▶ _Your task_: Give the number of lines that include the word "name", and nothing else.

---------- Information given ----------

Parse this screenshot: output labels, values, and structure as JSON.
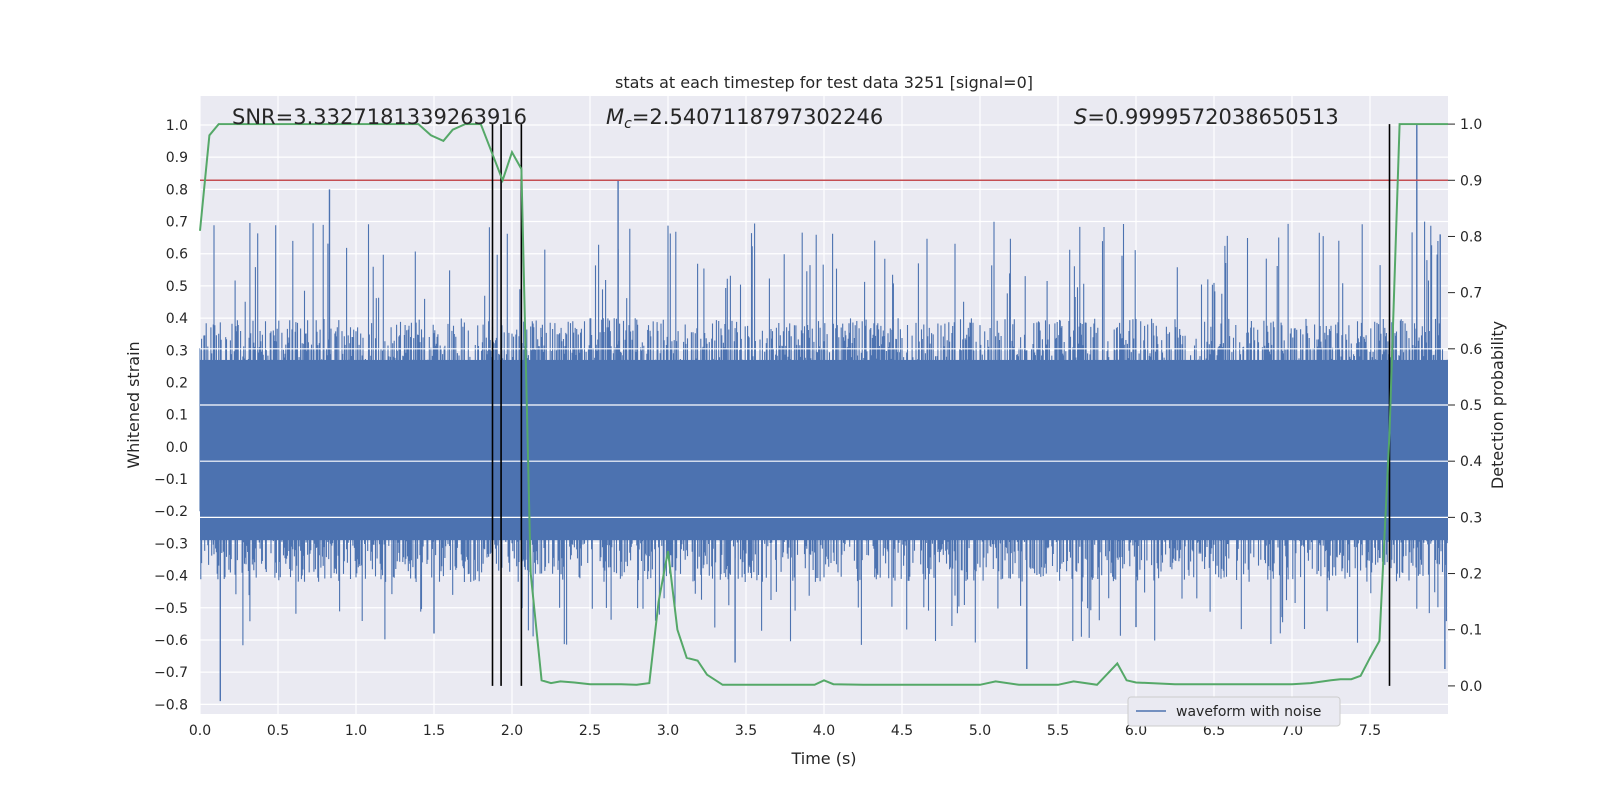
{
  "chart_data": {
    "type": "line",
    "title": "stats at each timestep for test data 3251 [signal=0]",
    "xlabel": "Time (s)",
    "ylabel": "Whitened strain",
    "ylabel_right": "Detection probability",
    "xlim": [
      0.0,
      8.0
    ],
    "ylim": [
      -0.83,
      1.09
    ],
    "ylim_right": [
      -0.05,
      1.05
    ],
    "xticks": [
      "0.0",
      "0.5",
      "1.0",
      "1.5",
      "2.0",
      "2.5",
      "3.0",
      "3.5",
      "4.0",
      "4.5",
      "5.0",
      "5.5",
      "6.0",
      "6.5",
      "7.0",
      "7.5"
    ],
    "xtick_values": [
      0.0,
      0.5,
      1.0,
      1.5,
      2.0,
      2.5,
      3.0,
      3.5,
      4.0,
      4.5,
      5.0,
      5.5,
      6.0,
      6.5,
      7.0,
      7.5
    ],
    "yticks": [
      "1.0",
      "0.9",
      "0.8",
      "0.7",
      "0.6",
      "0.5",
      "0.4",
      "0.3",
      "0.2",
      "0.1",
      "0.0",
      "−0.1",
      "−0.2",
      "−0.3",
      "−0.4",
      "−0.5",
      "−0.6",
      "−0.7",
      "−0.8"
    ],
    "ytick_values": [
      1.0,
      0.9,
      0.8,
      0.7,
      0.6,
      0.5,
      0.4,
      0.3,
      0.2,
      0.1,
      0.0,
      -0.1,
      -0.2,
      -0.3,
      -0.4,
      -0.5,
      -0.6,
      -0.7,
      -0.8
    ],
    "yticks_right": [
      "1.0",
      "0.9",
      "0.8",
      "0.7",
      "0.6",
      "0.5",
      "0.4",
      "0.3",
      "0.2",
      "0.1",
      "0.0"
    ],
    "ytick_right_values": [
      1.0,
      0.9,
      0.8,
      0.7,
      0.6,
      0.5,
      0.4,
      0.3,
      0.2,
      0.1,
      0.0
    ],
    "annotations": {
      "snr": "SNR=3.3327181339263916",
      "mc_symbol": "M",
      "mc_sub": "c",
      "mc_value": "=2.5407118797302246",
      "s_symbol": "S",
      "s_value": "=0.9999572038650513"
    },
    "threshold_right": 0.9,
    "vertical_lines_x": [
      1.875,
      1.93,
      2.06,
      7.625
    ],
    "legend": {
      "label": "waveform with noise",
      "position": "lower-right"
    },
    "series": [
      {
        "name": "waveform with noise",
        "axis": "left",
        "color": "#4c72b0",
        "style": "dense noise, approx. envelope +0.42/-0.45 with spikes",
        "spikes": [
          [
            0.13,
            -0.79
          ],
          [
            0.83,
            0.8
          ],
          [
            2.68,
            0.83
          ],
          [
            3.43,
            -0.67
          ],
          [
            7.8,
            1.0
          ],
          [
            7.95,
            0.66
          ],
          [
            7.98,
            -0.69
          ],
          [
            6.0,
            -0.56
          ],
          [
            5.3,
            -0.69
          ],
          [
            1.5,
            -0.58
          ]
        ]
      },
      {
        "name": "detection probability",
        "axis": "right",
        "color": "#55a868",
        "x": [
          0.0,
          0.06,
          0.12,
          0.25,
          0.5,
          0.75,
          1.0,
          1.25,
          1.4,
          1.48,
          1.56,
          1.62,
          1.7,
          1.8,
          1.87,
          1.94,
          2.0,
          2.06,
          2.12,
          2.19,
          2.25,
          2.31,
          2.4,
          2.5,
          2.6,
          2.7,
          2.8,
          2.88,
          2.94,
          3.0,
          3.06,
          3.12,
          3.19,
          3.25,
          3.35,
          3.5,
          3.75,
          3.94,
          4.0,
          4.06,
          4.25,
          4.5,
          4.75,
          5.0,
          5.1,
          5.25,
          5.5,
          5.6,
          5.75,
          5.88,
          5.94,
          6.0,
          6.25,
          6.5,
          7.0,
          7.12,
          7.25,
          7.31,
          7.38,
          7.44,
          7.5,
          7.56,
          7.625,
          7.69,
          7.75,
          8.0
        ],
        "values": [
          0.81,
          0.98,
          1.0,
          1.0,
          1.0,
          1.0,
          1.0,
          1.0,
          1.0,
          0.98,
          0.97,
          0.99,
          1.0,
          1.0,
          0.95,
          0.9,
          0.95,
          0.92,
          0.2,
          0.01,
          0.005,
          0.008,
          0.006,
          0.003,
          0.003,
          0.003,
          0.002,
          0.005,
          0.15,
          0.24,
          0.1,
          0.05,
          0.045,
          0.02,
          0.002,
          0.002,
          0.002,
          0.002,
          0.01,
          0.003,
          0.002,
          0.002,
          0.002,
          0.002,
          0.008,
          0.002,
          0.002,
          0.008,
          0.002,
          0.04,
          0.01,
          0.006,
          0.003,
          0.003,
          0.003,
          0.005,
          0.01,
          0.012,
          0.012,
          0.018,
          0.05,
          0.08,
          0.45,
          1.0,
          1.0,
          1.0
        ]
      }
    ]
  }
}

----------

▶ _Exercise answer_: 2